**Directions**: Swap "y-tick-label" for "y-axis-tick" in the listing lines between the one holding "- y-tick-label: 300: [50, 140, 76, 159]" and the one holding "- legend-entry-label: Total", inclusive. Give back only those lines, with everything else left unchanged.

**Records supplied**:
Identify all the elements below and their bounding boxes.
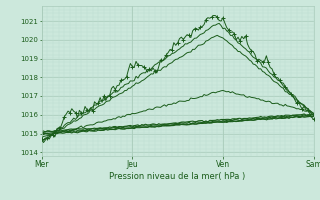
X-axis label: Pression niveau de la mer( hPa ): Pression niveau de la mer( hPa ) [109, 172, 246, 181]
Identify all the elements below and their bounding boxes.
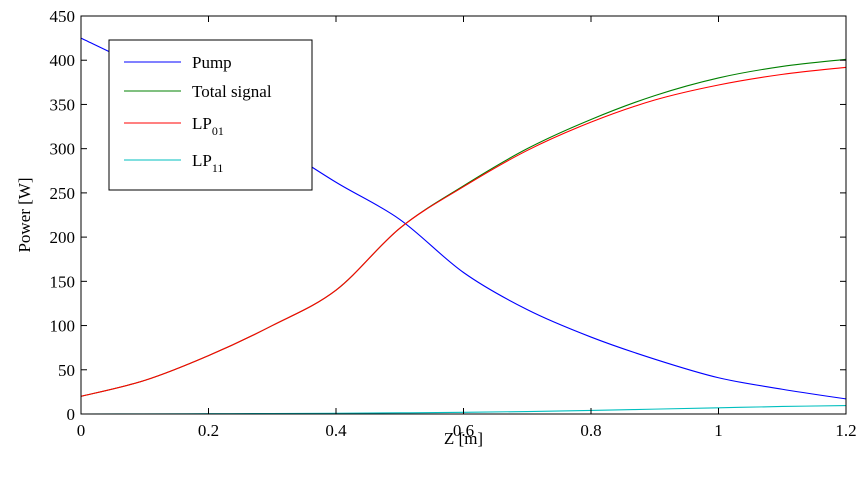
- y-tick-label: 300: [50, 140, 76, 159]
- y-tick-label: 0: [67, 405, 76, 424]
- y-tick-label: 150: [50, 272, 76, 291]
- legend-entry-label: LP01: [192, 114, 224, 138]
- legend-label-main: Total signal: [192, 82, 272, 101]
- x-tick-label: 0.6: [453, 421, 474, 440]
- legend-entry-label: LP11: [192, 151, 223, 175]
- x-axis-label: Z [m]: [444, 429, 483, 448]
- legend-label-main: LP: [192, 114, 212, 133]
- x-tick-label: 0.2: [198, 421, 219, 440]
- y-tick-label: 350: [50, 95, 76, 114]
- x-tick-label: 0.4: [325, 421, 347, 440]
- y-tick-label: 450: [50, 7, 76, 26]
- y-tick-label: 50: [58, 361, 75, 380]
- legend-entry-label: Pump: [192, 53, 232, 72]
- legend-box: [108, 39, 313, 191]
- x-tick-label: 1.2: [835, 421, 856, 440]
- legend-label-main: Pump: [192, 53, 232, 72]
- x-tick-label: 0: [77, 421, 86, 440]
- y-tick-label: 100: [50, 317, 76, 336]
- y-tick-label: 400: [50, 51, 76, 70]
- x-tick-label: 1: [714, 421, 723, 440]
- y-axis-label: Power [W]: [15, 177, 34, 252]
- y-tick-label: 200: [50, 228, 76, 247]
- legend-label-subscript: 11: [212, 161, 224, 175]
- legend-label-main: LP: [192, 151, 212, 170]
- y-tick-label: 250: [50, 184, 76, 203]
- legend-entry-label: Total signal: [192, 82, 272, 101]
- axes: 0 0.2 0.4 0.6 0.8 1 1.2 0 50 100 150 200 250 300 350 40…: [50, 7, 857, 440]
- x-tick-label: 0.8: [580, 421, 601, 440]
- legend-label-subscript: 01: [212, 124, 224, 138]
- series-line-lp01: [80, 66, 847, 397]
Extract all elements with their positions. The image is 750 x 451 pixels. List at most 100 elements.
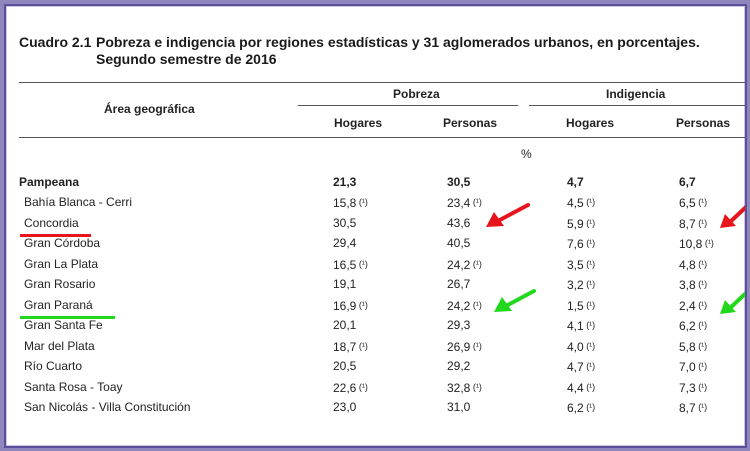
row-ind-hog: 4,0 (¹) — [567, 339, 595, 354]
footnote-mark: (¹) — [695, 381, 708, 392]
region-name: Pampeana — [19, 175, 79, 189]
footnote-mark: (¹) — [356, 299, 368, 310]
row-ind-per: 7,3 (¹) — [679, 380, 707, 395]
row-pob-hog-value: 29,4 — [333, 236, 357, 250]
footnote-mark: (¹) — [583, 258, 596, 269]
row-name-value: Gran Rosario — [24, 277, 96, 291]
row-pob-hog-value: 22,6 — [333, 380, 357, 395]
footnote-mark: (¹) — [583, 402, 596, 412]
row-ind-hog: 4,5 (¹) — [567, 195, 595, 210]
footnote-mark: (¹) — [356, 197, 368, 207]
row-ind-per: 10,8 (¹) — [679, 236, 714, 251]
row-pob-per-value: 26,9 — [447, 339, 471, 354]
region-ind-personas: 6,7 — [679, 175, 696, 189]
footnote-mark: (¹) — [695, 361, 708, 371]
row-pob-hog: 20,1 — [333, 318, 356, 332]
footnote-mark: (¹) — [695, 340, 708, 351]
row-ind-hog-value: 4,0 — [567, 339, 584, 354]
row-ind-hog-value: 3,5 — [567, 257, 584, 272]
row-ind-hog: 6,2 (¹) — [567, 400, 595, 415]
row-pob-hog: 15,8 (¹) — [333, 195, 368, 210]
table-title-text: Pobreza e indigencia por regiones estadí… — [96, 34, 700, 67]
footnote-mark: (¹) — [702, 238, 714, 248]
row-name-value: Gran Córdoba — [24, 236, 101, 250]
footnote-mark: (¹) — [695, 402, 708, 412]
footnote-mark: (¹) — [583, 361, 596, 371]
row-name-value: Gran Santa Fe — [24, 318, 103, 332]
row-pob-per-value: 40,5 — [447, 236, 471, 250]
row-ind-per-value: 6,5 — [679, 196, 696, 210]
row-ind-per: 2,4 (¹) — [679, 298, 707, 313]
row-name: Concordia — [24, 216, 79, 230]
row-pob-per: 26,9 (¹) — [447, 339, 482, 354]
row-ind-per-value: 10,8 — [679, 237, 703, 251]
header-ind-personas: Personas — [676, 116, 731, 130]
row-ind-hog: 4,1 (¹) — [567, 318, 595, 333]
row-ind-hog: 7,6 (¹) — [567, 236, 595, 251]
row-pob-per-value: 29,2 — [447, 359, 471, 373]
row-pob-hog-value: 23,0 — [333, 400, 357, 414]
row-pob-hog-value: 16,5 — [333, 257, 357, 272]
row-pob-per: 32,8 (¹) — [447, 380, 482, 395]
parana-underline — [20, 316, 115, 319]
row-ind-per: 5,8 (¹) — [679, 339, 707, 354]
footnote-mark: (¹) — [583, 217, 596, 228]
row-pob-per: 31,0 — [447, 400, 470, 414]
row-ind-hog: 3,5 (¹) — [567, 257, 595, 272]
row-ind-hog: 5,9 (¹) — [567, 216, 595, 231]
row-pob-hog: 20,5 — [333, 359, 356, 373]
row-name: Mar del Plata — [24, 339, 95, 353]
footnote-mark: (¹) — [695, 258, 708, 269]
row-ind-hog: 3,2 (¹) — [567, 277, 595, 292]
row-name: Gran Córdoba — [24, 236, 100, 250]
region-pob-hogares-value: 21,3 — [333, 175, 357, 189]
row-ind-per-value: 7,3 — [679, 380, 696, 395]
row-name: San Nicolás - Villa Constitución — [24, 400, 191, 414]
row-name-value: Concordia — [24, 215, 79, 230]
row-name-value: Santa Rosa - Toay — [24, 379, 123, 394]
row-pob-per: 23,4 (¹) — [447, 195, 482, 210]
row-pob-hog: 16,9 (¹) — [333, 298, 368, 313]
row-name: Gran La Plata — [24, 257, 98, 271]
row-pob-hog-value: 15,8 — [333, 196, 357, 210]
region-ind-hogares: 4,7 — [567, 175, 584, 189]
row-pob-per-value: 26,7 — [447, 277, 471, 291]
row-ind-hog-value: 6,2 — [567, 401, 584, 415]
row-pob-hog-value: 19,1 — [333, 277, 357, 291]
footnote-mark: (¹) — [356, 381, 368, 392]
row-ind-hog-value: 4,5 — [567, 196, 584, 210]
footnote-mark: (¹) — [583, 381, 596, 392]
footnote-mark: (¹) — [695, 197, 708, 207]
region-pob-hogares: 21,3 — [333, 175, 356, 189]
pobreza-rule — [298, 105, 518, 106]
red-arrow-icon — [486, 203, 530, 227]
row-ind-per: 6,2 (¹) — [679, 318, 707, 333]
row-ind-hog-value: 3,2 — [567, 278, 584, 292]
row-pob-per: 26,7 — [447, 277, 470, 291]
row-pob-hog: 16,5 (¹) — [333, 257, 368, 272]
row-ind-per: 8,7 (¹) — [679, 400, 707, 415]
footnote-mark: (¹) — [695, 320, 708, 330]
row-ind-hog-value: 1,5 — [567, 298, 584, 313]
row-pob-per-value: 23,4 — [447, 196, 471, 210]
row-pob-hog: 22,6 (¹) — [333, 380, 368, 395]
row-ind-per-value: 3,8 — [679, 278, 696, 292]
footnote-mark: (¹) — [470, 197, 482, 207]
row-pob-hog-value: 30,5 — [333, 215, 357, 230]
row-name-value: Gran La Plata — [24, 256, 99, 271]
row-name: Gran Santa Fe — [24, 318, 103, 332]
unit-label: % — [521, 147, 532, 161]
row-pob-per-value: 31,0 — [447, 400, 471, 414]
top-rule — [19, 82, 745, 83]
row-pob-hog-value: 18,7 — [333, 339, 357, 354]
row-ind-hog: 4,4 (¹) — [567, 380, 595, 395]
row-ind-hog-value: 5,9 — [567, 216, 584, 231]
footnote-mark: (¹) — [583, 340, 596, 351]
region-pob-personas-value: 30,5 — [447, 175, 471, 189]
row-name-value: Gran Paraná — [24, 297, 93, 312]
footnote-mark: (¹) — [356, 340, 368, 351]
footnote-mark: (¹) — [583, 197, 596, 207]
row-ind-per: 4,8 (¹) — [679, 257, 707, 272]
row-pob-hog: 18,7 (¹) — [333, 339, 368, 354]
row-pob-hog: 19,1 — [333, 277, 356, 291]
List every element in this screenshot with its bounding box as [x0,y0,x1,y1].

**Response to the exercise**:
- y-axis-tick: 300: [50, 140, 76, 159]
- y-axis-tick: 0: [67, 405, 76, 424]
- y-axis-tick: 150: [50, 272, 76, 291]
- legend-entry-label: LP01: [192, 114, 224, 138]
- legend-label-main: Total signal: [192, 82, 272, 101]
- x-tick-label: 0.6: [453, 421, 474, 440]
- legend-entry-label: LP11: [192, 151, 223, 175]
- x-axis-label: Z [m]: [444, 429, 483, 448]
- legend-label-main: LP: [192, 114, 212, 133]
- x-tick-label: 0.2: [198, 421, 219, 440]
- y-axis-tick: 350: [50, 95, 76, 114]
- x-tick-label: 0.4: [325, 421, 347, 440]
- y-axis-tick: 450: [50, 7, 76, 26]
- y-axis-tick: 50: [58, 361, 75, 380]
- legend-entry-label: Pump: [192, 53, 232, 72]
- legend-box: [108, 39, 313, 191]
- x-tick-label: 1.2: [835, 421, 856, 440]
- legend-label-main: Pump: [192, 53, 232, 72]
- x-tick-label: 0: [77, 421, 86, 440]
- y-axis-tick: 100: [50, 317, 76, 336]
- y-axis-tick: 400: [50, 51, 76, 70]
- x-tick-label: 1: [714, 421, 723, 440]
- y-axis-label: Power [W]: [15, 177, 34, 252]
- y-axis-tick: 200: [50, 228, 76, 247]
- legend-label-subscript: 11: [212, 161, 224, 175]
- legend-label-main: LP: [192, 151, 212, 170]
- y-axis-tick: 250: [50, 184, 76, 203]
- legend-entry-label: Total signal: [192, 82, 272, 101]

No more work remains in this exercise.